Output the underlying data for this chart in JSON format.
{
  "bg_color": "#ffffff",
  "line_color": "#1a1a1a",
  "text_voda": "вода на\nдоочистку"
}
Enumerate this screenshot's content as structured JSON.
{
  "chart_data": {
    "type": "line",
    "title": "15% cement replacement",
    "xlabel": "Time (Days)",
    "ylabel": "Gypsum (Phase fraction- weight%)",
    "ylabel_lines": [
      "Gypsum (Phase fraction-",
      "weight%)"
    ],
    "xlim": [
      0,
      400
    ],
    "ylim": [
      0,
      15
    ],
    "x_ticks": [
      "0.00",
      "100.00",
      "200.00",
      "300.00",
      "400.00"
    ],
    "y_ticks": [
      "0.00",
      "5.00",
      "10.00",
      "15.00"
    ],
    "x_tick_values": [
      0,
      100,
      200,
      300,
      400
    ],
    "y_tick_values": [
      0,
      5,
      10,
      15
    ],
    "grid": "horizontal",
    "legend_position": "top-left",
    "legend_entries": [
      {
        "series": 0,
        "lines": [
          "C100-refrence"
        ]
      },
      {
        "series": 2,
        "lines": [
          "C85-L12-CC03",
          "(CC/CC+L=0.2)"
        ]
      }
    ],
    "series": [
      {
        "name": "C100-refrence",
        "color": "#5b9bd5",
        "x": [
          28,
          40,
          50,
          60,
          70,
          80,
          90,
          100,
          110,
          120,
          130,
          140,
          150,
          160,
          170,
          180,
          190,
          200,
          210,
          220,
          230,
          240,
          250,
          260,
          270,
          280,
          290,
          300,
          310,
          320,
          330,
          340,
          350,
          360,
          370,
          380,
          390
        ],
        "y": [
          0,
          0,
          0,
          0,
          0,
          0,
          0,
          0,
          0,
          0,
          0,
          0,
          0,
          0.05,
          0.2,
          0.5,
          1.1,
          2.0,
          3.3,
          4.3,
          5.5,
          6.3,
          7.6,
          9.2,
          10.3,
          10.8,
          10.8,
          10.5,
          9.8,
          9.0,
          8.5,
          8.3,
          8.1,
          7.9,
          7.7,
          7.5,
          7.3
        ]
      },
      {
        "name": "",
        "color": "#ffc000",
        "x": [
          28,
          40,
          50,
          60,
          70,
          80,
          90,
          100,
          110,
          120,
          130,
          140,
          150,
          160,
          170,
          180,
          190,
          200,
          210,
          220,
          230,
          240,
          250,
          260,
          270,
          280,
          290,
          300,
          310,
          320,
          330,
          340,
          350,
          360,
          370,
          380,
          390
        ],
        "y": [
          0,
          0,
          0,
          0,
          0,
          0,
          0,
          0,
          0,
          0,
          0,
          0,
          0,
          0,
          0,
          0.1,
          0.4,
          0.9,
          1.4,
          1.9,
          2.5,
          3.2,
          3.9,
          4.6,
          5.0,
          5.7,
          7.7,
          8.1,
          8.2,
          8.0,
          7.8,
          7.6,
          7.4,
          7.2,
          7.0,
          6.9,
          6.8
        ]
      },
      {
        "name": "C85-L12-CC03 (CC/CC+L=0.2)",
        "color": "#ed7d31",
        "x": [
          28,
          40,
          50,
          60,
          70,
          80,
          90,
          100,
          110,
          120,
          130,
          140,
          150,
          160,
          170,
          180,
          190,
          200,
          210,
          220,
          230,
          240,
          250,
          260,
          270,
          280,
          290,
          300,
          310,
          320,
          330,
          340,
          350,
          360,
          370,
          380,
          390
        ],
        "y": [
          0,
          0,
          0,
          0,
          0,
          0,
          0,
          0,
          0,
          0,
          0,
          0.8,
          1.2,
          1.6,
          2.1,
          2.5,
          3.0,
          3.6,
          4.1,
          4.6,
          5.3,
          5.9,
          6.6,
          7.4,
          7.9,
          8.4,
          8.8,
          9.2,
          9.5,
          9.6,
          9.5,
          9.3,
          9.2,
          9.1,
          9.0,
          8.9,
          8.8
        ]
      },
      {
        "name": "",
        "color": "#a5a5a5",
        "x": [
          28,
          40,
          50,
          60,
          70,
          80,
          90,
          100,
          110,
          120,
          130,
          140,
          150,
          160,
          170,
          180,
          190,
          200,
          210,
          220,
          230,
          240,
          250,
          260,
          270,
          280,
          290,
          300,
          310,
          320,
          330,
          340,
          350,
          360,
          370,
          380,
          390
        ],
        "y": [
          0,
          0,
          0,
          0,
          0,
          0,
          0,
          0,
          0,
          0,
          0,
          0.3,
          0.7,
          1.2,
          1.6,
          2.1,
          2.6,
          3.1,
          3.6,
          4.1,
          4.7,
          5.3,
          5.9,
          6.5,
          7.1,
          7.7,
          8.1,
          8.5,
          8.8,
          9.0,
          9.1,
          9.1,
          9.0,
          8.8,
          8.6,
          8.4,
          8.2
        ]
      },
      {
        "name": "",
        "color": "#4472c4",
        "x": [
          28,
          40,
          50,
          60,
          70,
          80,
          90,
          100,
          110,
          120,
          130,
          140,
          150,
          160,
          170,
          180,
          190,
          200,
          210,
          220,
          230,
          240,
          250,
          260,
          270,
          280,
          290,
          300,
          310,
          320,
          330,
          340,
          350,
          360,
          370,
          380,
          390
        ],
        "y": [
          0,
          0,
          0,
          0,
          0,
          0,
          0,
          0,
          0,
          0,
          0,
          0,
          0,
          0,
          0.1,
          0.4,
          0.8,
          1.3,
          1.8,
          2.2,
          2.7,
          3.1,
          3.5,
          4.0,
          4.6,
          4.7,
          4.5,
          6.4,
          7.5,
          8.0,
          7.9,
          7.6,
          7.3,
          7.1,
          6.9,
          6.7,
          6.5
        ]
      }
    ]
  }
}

==

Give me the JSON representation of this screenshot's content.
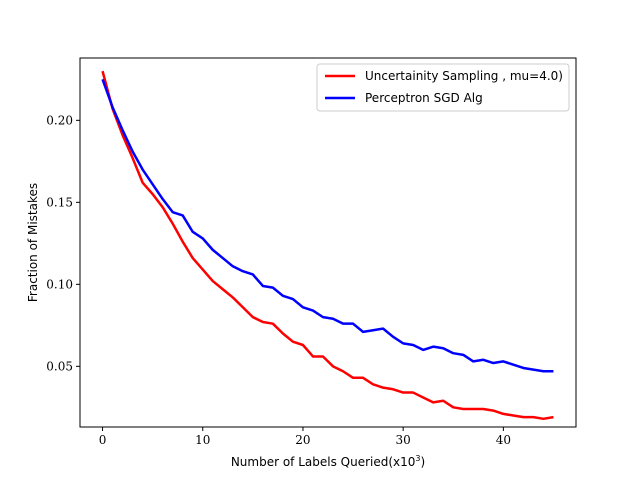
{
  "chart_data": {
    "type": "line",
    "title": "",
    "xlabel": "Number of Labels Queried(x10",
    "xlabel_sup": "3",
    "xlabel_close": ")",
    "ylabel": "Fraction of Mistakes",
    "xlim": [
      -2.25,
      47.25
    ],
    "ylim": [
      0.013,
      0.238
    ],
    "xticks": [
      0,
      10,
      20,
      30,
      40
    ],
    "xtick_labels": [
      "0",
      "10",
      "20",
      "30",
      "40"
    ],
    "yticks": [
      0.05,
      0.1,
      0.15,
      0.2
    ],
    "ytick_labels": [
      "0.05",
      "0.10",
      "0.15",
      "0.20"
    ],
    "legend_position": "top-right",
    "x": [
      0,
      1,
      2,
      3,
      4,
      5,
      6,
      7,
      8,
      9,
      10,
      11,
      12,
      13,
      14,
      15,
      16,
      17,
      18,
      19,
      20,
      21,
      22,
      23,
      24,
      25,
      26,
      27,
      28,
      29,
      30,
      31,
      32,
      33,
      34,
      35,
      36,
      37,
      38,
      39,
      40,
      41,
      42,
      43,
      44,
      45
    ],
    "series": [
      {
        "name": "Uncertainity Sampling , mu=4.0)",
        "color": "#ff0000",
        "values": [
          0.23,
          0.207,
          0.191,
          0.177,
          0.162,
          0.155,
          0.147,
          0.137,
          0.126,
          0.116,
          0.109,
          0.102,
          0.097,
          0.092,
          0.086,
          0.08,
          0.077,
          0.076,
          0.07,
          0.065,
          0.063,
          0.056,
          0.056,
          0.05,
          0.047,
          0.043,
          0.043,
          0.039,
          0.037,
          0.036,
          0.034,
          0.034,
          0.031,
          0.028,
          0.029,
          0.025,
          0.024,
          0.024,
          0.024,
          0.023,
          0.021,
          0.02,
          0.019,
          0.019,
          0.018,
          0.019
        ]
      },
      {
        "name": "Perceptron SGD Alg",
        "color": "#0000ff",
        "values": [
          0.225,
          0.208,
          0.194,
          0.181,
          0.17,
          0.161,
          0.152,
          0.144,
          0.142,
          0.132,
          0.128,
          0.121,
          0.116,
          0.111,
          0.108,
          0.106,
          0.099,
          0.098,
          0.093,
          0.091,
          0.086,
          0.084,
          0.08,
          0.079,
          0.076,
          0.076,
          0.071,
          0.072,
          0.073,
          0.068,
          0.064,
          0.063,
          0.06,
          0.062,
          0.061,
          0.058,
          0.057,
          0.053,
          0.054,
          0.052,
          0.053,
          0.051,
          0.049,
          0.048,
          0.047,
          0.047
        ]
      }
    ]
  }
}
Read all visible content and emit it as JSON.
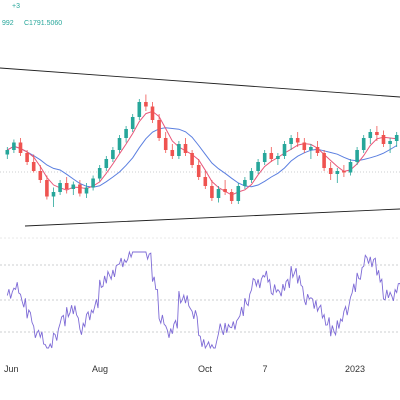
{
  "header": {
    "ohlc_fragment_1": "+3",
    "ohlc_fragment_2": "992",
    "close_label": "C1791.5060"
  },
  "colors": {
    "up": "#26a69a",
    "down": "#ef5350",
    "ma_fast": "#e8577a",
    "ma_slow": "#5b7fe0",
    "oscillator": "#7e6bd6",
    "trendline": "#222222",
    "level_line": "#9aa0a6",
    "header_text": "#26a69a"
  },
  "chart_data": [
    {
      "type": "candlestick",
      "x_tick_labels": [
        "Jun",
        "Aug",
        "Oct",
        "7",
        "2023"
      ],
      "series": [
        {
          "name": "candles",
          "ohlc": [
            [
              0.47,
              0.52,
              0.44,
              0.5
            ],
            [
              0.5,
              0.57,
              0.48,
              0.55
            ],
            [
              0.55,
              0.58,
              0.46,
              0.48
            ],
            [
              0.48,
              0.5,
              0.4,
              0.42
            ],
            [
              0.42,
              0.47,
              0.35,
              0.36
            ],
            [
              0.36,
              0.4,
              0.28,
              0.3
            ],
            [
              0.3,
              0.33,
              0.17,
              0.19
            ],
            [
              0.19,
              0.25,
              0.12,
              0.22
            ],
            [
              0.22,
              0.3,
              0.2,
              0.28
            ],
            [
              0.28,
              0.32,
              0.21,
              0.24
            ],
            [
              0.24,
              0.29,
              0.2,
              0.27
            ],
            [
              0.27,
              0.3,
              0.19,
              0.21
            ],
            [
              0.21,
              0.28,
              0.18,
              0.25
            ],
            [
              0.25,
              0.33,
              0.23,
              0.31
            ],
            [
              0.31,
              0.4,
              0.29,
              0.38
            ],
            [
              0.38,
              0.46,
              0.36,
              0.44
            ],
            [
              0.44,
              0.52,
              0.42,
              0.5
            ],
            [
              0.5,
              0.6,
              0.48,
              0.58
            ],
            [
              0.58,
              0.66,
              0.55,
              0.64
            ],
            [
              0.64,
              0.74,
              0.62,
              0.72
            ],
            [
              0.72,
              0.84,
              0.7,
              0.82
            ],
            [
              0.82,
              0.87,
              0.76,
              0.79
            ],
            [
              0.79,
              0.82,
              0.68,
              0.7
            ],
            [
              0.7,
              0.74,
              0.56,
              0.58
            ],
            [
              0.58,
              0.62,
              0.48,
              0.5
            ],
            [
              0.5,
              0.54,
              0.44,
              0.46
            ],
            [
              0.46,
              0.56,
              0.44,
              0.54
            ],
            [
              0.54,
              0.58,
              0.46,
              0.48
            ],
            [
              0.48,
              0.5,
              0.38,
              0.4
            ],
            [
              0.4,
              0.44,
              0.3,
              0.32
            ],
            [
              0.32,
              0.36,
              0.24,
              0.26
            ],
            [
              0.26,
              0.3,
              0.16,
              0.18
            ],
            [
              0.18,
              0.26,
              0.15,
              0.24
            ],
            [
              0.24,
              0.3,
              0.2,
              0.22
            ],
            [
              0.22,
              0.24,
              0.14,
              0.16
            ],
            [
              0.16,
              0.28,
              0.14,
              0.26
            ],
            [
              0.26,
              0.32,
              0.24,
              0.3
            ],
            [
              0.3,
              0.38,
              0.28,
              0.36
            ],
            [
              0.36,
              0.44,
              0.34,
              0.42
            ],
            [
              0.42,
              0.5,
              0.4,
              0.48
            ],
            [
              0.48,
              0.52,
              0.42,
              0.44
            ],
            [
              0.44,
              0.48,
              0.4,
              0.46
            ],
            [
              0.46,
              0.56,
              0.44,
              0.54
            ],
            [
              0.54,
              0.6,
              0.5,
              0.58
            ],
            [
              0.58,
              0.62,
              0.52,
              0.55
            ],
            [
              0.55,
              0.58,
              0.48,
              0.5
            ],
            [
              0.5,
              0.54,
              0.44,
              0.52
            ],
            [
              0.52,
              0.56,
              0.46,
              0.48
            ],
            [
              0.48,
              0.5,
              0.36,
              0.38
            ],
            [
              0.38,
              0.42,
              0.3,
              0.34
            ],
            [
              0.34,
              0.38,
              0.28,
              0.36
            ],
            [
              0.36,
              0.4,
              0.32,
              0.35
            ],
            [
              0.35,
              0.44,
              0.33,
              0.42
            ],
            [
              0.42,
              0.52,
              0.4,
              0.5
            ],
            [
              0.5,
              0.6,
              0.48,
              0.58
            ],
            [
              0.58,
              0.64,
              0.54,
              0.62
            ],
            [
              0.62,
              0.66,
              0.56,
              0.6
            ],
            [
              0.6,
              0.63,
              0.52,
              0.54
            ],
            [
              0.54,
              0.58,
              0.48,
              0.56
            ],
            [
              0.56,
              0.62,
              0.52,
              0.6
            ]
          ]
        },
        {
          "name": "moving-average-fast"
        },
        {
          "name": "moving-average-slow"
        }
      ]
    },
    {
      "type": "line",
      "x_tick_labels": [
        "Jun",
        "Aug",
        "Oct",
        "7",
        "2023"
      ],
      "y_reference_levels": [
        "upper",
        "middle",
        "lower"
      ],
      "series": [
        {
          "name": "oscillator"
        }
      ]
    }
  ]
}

-- Challenge --
Return each line in the records that holds the string "Phase".

-- Output for this exercise --
    "ylabel": "Gypsum (Phase fraction- weight%)",
      "Gypsum (Phase fraction-",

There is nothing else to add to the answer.